Records:
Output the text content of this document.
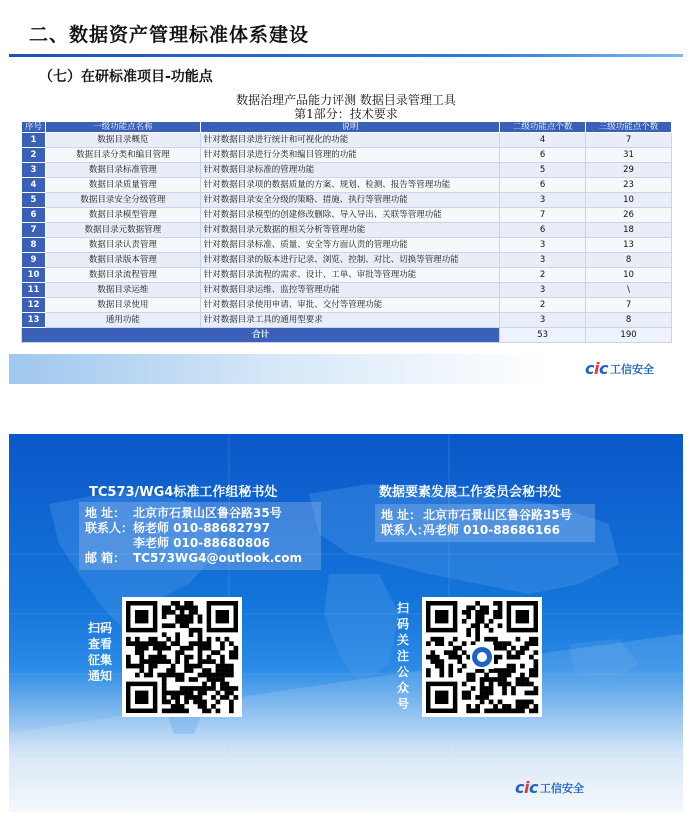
二、数据资产管理标准体系建设
（七）在研标准项目-功能点
数据治理产品能力评测 数据目录管理工具
第1部分：技术要求
序号	一级功能点名称	说明	二级功能点个数	三级功能点个数
1	数据目录概览	针对数据目录进行统计和可视化的功能	4	7
2	数据目录分类和编目管理	针对数据目录进行分类和编目管理的功能	6	31
3	数据目录标准管理	针对数据目录标准的管理功能	5	29
4	数据目录质量管理	针对数据目录项的数据质量的方案、规划、检测、报告等管理功能	6	23
5	数据目录安全分级管理	针对数据目录安全分级的策略、措施、执行等管理功能	3	10
6	数据目录模型管理	针对数据目录模型的创建修改删除、导入导出、关联等管理功能	7	26
7	数据目录元数据管理	针对数据目录元数据的相关分析等管理功能	6	18
8	数据目录认责管理	针对数据目录标准、质量、安全等方面认责的管理功能	3	13
9	数据目录版本管理	针对数据目录的版本进行记录、浏览、控制、对比、切换等管理功能	3	8
10	数据目录流程管理	针对数据目录流程的需求、设计、工单、审批等管理功能	2	10
11	数据目录运维	针对数据目录运维、监控等管理功能	3	\
12	数据目录使用	针对数据目录使用申请、审批、交付等管理功能	2	7
13	通用功能	针对数据目录工具的通用型要求	3	8
合计			53	190
cic 工信安全
TC573/WG4标准工作组秘书处
地 址： 北京市石景山区鲁谷路35号
联系人： 杨老师 010-88682797
李老师 010-88680806
邮 箱： TC573WG4@outlook.com
数据要素发展工作委员会秘书处
地 址： 北京市石景山区鲁谷路35号
联系人：
冯老师 010-88686166
扫码
查看
征集
通知
扫
码
关
注
公
众
号
cic 工信安全
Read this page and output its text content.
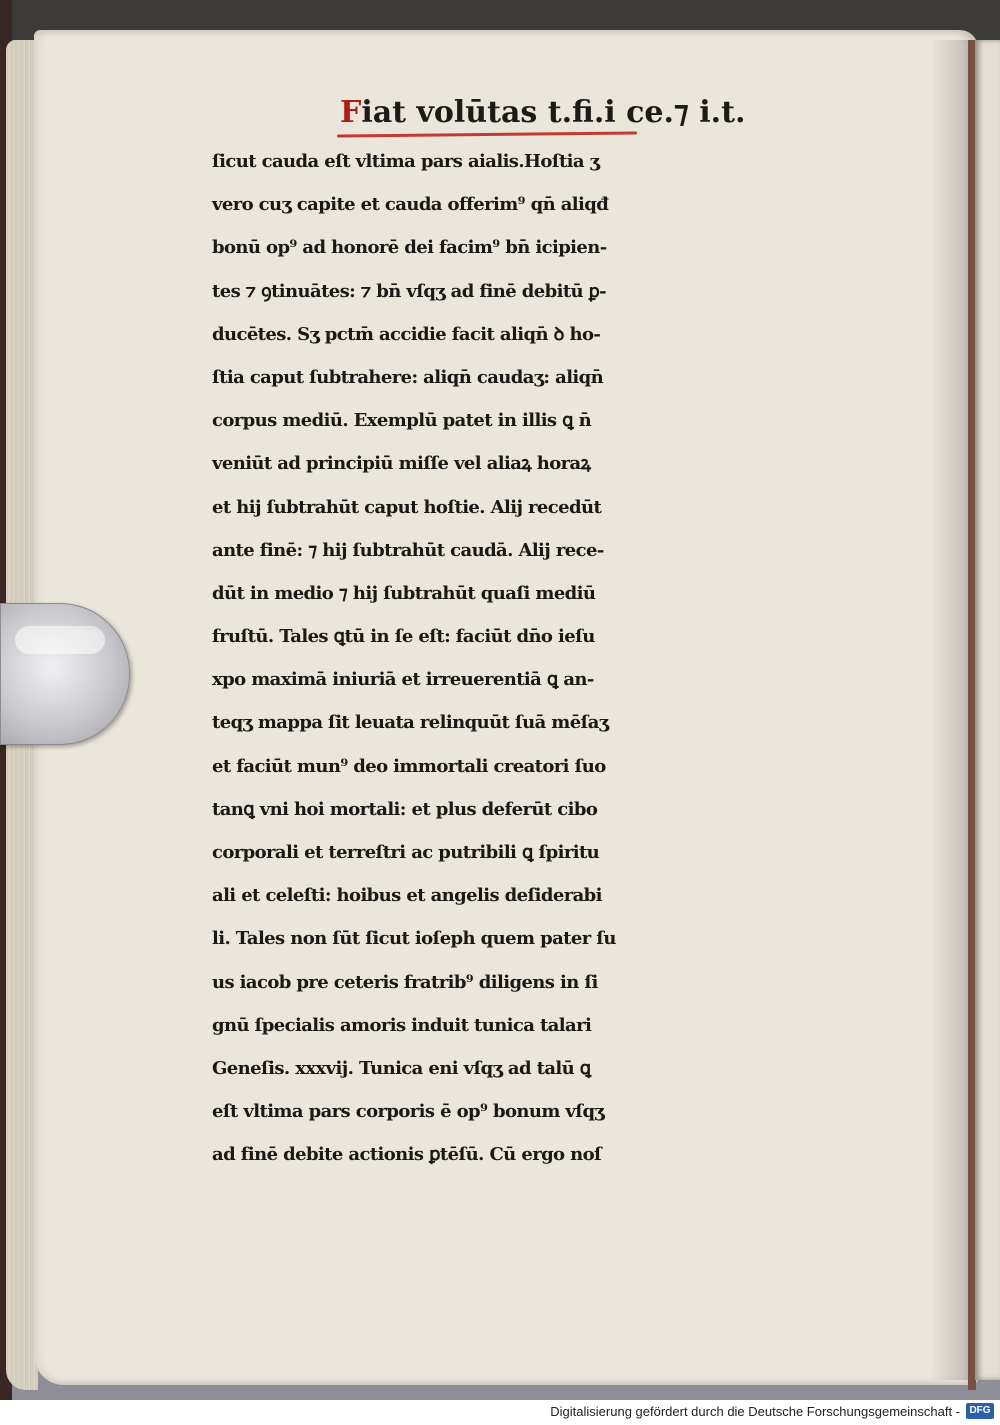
Fiat volūtas t.fi.i ce.⁊ i.t.
ſicut cauda eſt vltima pars aialis.Hoſtia ʒ
vero cuʒ capite et cauda offerim⁹ qn̄ aliqđ
bonū op⁹ ad honorē dei facim⁹ bn̄ icipien-
tes ⁊ ꝯtinuātes: ⁊ bn̄ vſqʒ ad finē debitū ꝑ-
ducētes. Sʒ pctm̄ accidie facit aliqn̄ ꝺ ho-
ſtia caput ſubtrahere: aliqn̄ caudaʒ: aliqn̄
corpus mediū. Exemplū patet in illis ꝗ n̄
veniūt ad principiū miſſe vel aliaꝝ horaꝝ
et hij ſubtrahūt caput hoſtie. Alij recedūt
ante finē: ⁊ hij ſubtrahūt caudā. Alij rece-
dūt in medio ⁊ hij ſubtrahūt quaſi mediū
fruſtū. Tales ꝗtū in ſe eſt: faciūt dn̄o ieſu
xpo maximā iniuriā et irreuerentiā ꝗ an-
teqʒ mappa ſit leuata relinquūt ſuā mēſaʒ
et faciūt mun⁹ deo immortali creatori ſuo
tanꝗ vni hoi mortali: et plus deferūt cibo
corporali et terreſtri ac putribili ꝗ ſpiritu
ali et celeſti: hoibus et angelis deſiderabi
li. Tales non ſūt ſicut ioſeph quem pater ſu
us iacob pre ceteris fratrib⁹ diligens in ſi
gnū ſpecialis amoris induit tunica talari
Geneſis. xxxvij. Tunica eni vſqʒ ad talū ꝗ
eſt vltima pars corporis ē op⁹ bonum vſqʒ
ad finē debite actionis ꝑtēſū. Cū ergo noſ
Digitalisierung gefördert durch die Deutsche Forschungsgemeinschaft - DFG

OBJECTIVE ▸ Will you restate every entry word for word and omit the images?

RESULT OF THE EXERCISE ▸
Output the text content of this document.
二、数据资产管理标准体系建设
（七）在研标准项目-功能点
数据治理产品能力评测 数据目录管理工具
第1部分：技术要求
序号	一级功能点名称	说明	二级功能点个数	三级功能点个数
1	数据目录概览	针对数据目录进行统计和可视化的功能	4	7
2	数据目录分类和编目管理	针对数据目录进行分类和编目管理的功能	6	31
3	数据目录标准管理	针对数据目录标准的管理功能	5	29
4	数据目录质量管理	针对数据目录项的数据质量的方案、规划、检测、报告等管理功能	6	23
5	数据目录安全分级管理	针对数据目录安全分级的策略、措施、执行等管理功能	3	10
6	数据目录模型管理	针对数据目录模型的创建修改删除、导入导出、关联等管理功能	7	26
7	数据目录元数据管理	针对数据目录元数据的相关分析等管理功能	6	18
8	数据目录认责管理	针对数据目录标准、质量、安全等方面认责的管理功能	3	13
9	数据目录版本管理	针对数据目录的版本进行记录、浏览、控制、对比、切换等管理功能	3	8
10	数据目录流程管理	针对数据目录流程的需求、设计、工单、审批等管理功能	2	10
11	数据目录运维	针对数据目录运维、监控等管理功能	3	\
12	数据目录使用	针对数据目录使用申请、审批、交付等管理功能	2	7
13	通用功能	针对数据目录工具的通用型要求	3	8
合计			53	190
cic 工信安全
TC573/WG4标准工作组秘书处
地 址： 北京市石景山区鲁谷路35号
联系人： 杨老师 010-88682797
李老师 010-88680806
邮 箱： TC573WG4@outlook.com
数据要素发展工作委员会秘书处
地 址： 北京市石景山区鲁谷路35号
联系人：
冯老师 010-88686166
扫码
查看
征集
通知
扫
码
关
注
公
众
号
cic 工信安全
Read this page and output its text content.
Fiat volūtas t.fi.i ce.⁊ i.t.
ſicut cauda eſt vltima pars aialis.Hoſtia ʒ
vero cuʒ capite et cauda offerim⁹ qn̄ aliqđ
bonū op⁹ ad honorē dei facim⁹ bn̄ icipien-
tes ⁊ ꝯtinuātes: ⁊ bn̄ vſqʒ ad finē debitū ꝑ-
ducētes. Sʒ pctm̄ accidie facit aliqn̄ ꝺ ho-
ſtia caput ſubtrahere: aliqn̄ caudaʒ: aliqn̄
corpus mediū. Exemplū patet in illis ꝗ n̄
veniūt ad principiū miſſe vel aliaꝝ horaꝝ
et hij ſubtrahūt caput hoſtie. Alij recedūt
ante finē: ⁊ hij ſubtrahūt caudā. Alij rece-
dūt in medio ⁊ hij ſubtrahūt quaſi mediū
fruſtū. Tales ꝗtū in ſe eſt: faciūt dn̄o ieſu
xpo maximā iniuriā et irreuerentiā ꝗ an-
teqʒ mappa ſit leuata relinquūt ſuā mēſaʒ
et faciūt mun⁹ deo immortali creatori ſuo
tanꝗ vni hoi mortali: et plus deferūt cibo
corporali et terreſtri ac putribili ꝗ ſpiritu
ali et celeſti: hoibus et angelis deſiderabi
li. Tales non ſūt ſicut ioſeph quem pater ſu
us iacob pre ceteris fratrib⁹ diligens in ſi
gnū ſpecialis amoris induit tunica talari
Geneſis. xxxvij. Tunica eni vſqʒ ad talū ꝗ
eſt vltima pars corporis ē op⁹ bonum vſqʒ
ad finē debite actionis ꝑtēſū. Cū ergo noſ
Digitalisierung gefördert durch die Deutsche Forschungsgemeinschaft - DFG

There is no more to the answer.